--- begin Provided records ---

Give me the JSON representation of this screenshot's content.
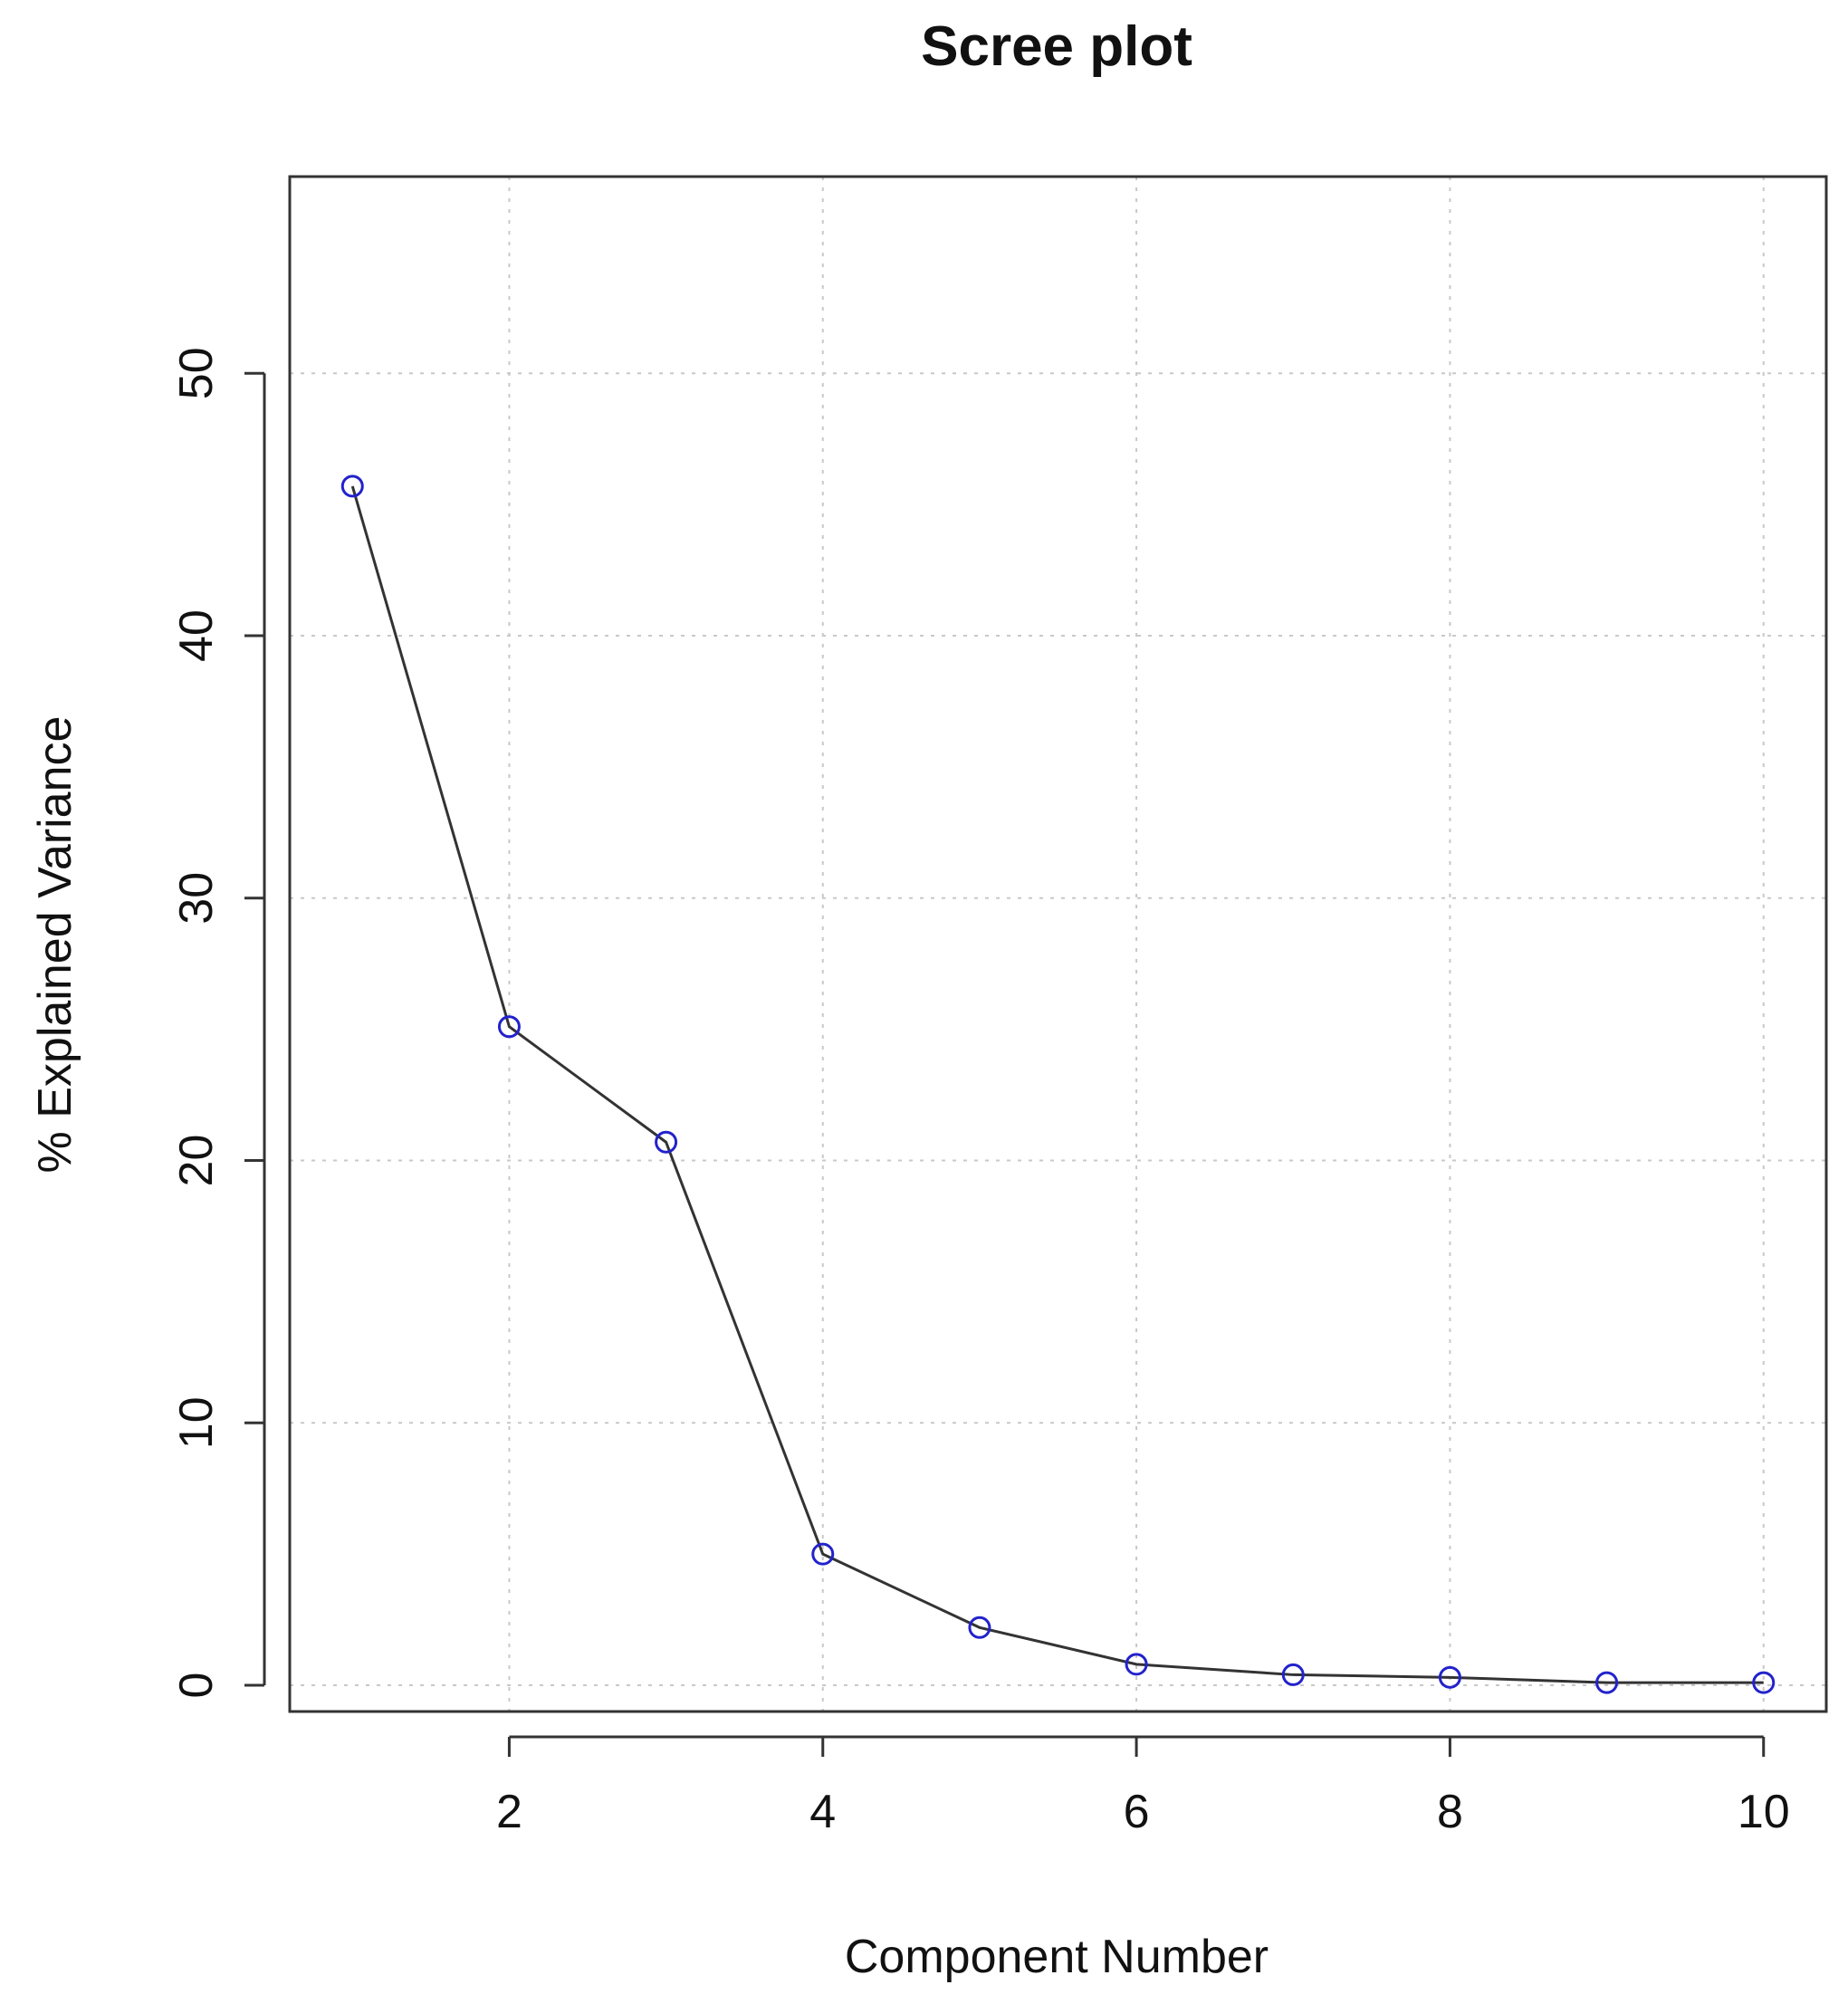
{
  "chart_data": {
    "type": "line",
    "title": "Scree plot",
    "xlabel": "Component Number",
    "ylabel": "% Explained Variance",
    "x": [
      1,
      2,
      3,
      4,
      5,
      6,
      7,
      8,
      9,
      10
    ],
    "series": [
      {
        "values": [
          45.7,
          25.1,
          20.7,
          5.0,
          2.2,
          0.8,
          0.4,
          0.3,
          0.1,
          0.1
        ],
        "line_color": "#333333",
        "marker_color": "#2222cc",
        "marker": "open-circle"
      }
    ],
    "xlim": [
      0.6,
      10.4
    ],
    "ylim": [
      -1.0,
      57.5
    ],
    "xticks": [
      2,
      4,
      6,
      8,
      10
    ],
    "yticks": [
      0,
      10,
      20,
      30,
      40,
      50
    ],
    "grid": true,
    "grid_style": "dotted",
    "legend": "none"
  }
}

--- end Provided records ---

▶ [Stated goal]:
Give the data above again in full and unchanged, skipping the pictures.

▶ [Result]:
Give me the JSON representation of this screenshot's content.
{
  "chart_data": {
    "type": "line",
    "title": "Scree plot",
    "xlabel": "Component Number",
    "ylabel": "% Explained Variance",
    "x": [
      1,
      2,
      3,
      4,
      5,
      6,
      7,
      8,
      9,
      10
    ],
    "series": [
      {
        "values": [
          45.7,
          25.1,
          20.7,
          5.0,
          2.2,
          0.8,
          0.4,
          0.3,
          0.1,
          0.1
        ],
        "line_color": "#333333",
        "marker_color": "#2222cc",
        "marker": "open-circle"
      }
    ],
    "xlim": [
      0.6,
      10.4
    ],
    "ylim": [
      -1.0,
      57.5
    ],
    "xticks": [
      2,
      4,
      6,
      8,
      10
    ],
    "yticks": [
      0,
      10,
      20,
      30,
      40,
      50
    ],
    "grid": true,
    "grid_style": "dotted",
    "legend": "none"
  }
}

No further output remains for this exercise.